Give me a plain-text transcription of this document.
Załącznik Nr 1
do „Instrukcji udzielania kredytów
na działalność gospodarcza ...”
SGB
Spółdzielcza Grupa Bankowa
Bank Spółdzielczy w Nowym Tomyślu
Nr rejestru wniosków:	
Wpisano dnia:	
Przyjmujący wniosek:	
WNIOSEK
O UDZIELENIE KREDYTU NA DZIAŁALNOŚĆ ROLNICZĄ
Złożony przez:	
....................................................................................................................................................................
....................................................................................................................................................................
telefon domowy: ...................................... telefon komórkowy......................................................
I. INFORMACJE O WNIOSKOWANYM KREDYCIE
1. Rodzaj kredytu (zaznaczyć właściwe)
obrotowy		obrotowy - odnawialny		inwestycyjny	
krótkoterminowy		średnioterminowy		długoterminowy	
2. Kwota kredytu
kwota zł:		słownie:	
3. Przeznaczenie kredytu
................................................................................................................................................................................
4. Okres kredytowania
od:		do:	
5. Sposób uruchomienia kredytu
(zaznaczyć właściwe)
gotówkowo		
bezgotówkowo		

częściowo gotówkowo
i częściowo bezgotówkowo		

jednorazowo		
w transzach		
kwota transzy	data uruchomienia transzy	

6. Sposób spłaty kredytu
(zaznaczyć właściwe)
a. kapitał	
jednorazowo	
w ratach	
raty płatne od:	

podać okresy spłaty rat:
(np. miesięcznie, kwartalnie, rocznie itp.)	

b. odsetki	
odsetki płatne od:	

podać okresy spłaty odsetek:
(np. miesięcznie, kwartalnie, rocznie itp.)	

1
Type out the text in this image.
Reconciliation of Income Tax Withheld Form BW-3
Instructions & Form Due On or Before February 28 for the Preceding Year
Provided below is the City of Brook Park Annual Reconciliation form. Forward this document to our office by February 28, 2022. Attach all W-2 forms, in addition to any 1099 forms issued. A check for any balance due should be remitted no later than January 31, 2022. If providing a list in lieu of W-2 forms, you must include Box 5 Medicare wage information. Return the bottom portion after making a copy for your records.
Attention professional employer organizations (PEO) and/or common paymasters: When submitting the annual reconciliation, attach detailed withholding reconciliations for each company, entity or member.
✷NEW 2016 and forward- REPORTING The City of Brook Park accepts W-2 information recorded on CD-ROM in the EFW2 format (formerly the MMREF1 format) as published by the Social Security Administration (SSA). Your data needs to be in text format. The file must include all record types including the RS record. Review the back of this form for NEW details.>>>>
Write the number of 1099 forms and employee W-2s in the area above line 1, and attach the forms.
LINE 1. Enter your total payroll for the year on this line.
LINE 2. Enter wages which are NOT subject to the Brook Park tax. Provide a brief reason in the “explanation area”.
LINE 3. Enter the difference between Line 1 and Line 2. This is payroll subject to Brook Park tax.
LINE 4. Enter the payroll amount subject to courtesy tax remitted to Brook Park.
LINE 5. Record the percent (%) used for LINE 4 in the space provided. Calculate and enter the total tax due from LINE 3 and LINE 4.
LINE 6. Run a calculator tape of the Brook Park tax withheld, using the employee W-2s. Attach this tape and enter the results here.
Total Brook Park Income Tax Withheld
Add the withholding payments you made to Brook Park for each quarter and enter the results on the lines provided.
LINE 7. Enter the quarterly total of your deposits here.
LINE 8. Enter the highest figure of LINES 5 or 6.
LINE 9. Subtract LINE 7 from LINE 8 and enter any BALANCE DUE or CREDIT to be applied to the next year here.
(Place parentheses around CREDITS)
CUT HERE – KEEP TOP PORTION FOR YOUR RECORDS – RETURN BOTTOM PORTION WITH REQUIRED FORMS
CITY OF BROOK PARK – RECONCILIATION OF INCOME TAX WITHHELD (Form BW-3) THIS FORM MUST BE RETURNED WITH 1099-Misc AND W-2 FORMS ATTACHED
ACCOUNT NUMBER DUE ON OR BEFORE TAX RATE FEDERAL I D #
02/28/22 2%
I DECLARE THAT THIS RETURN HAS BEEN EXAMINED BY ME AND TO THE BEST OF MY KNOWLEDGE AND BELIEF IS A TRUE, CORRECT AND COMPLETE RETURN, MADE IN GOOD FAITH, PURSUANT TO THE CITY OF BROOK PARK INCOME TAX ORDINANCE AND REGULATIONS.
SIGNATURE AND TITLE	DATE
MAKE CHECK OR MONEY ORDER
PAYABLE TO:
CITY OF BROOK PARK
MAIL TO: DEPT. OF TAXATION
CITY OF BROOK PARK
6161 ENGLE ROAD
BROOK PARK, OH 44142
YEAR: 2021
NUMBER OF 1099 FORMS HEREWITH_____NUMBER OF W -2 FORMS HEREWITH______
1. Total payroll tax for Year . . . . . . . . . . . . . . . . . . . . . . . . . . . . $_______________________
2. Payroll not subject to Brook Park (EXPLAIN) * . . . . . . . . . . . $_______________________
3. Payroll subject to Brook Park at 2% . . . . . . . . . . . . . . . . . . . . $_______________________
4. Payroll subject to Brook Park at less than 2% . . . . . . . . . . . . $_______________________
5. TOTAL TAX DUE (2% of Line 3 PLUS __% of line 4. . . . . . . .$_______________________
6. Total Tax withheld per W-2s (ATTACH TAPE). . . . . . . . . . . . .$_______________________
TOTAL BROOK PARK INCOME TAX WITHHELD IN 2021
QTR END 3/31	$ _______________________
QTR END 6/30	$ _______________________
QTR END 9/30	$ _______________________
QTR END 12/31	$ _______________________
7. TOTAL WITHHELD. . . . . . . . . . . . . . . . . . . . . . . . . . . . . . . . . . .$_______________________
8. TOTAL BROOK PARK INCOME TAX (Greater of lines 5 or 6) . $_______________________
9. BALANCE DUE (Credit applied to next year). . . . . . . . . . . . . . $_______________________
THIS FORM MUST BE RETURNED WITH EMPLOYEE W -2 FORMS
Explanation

= = =

AIM:
Extract each line from the entries above that contains the string "February".

RESPONSE:
Instructions & Form Due On or Before February 28 for the Preceding Year
Provided below is the City of Brook Park Annual Reconciliation form. Forward this document to our office by February 28, 2022. Attach all W-2 forms, in addition to any 1099 forms issued. A check for any balance due should be remitted no later than January 31, 2022. If providing a list in lieu of W-2 forms, you must include Box 5 Medicare wage information. Return the bottom portion after making a copy for your records.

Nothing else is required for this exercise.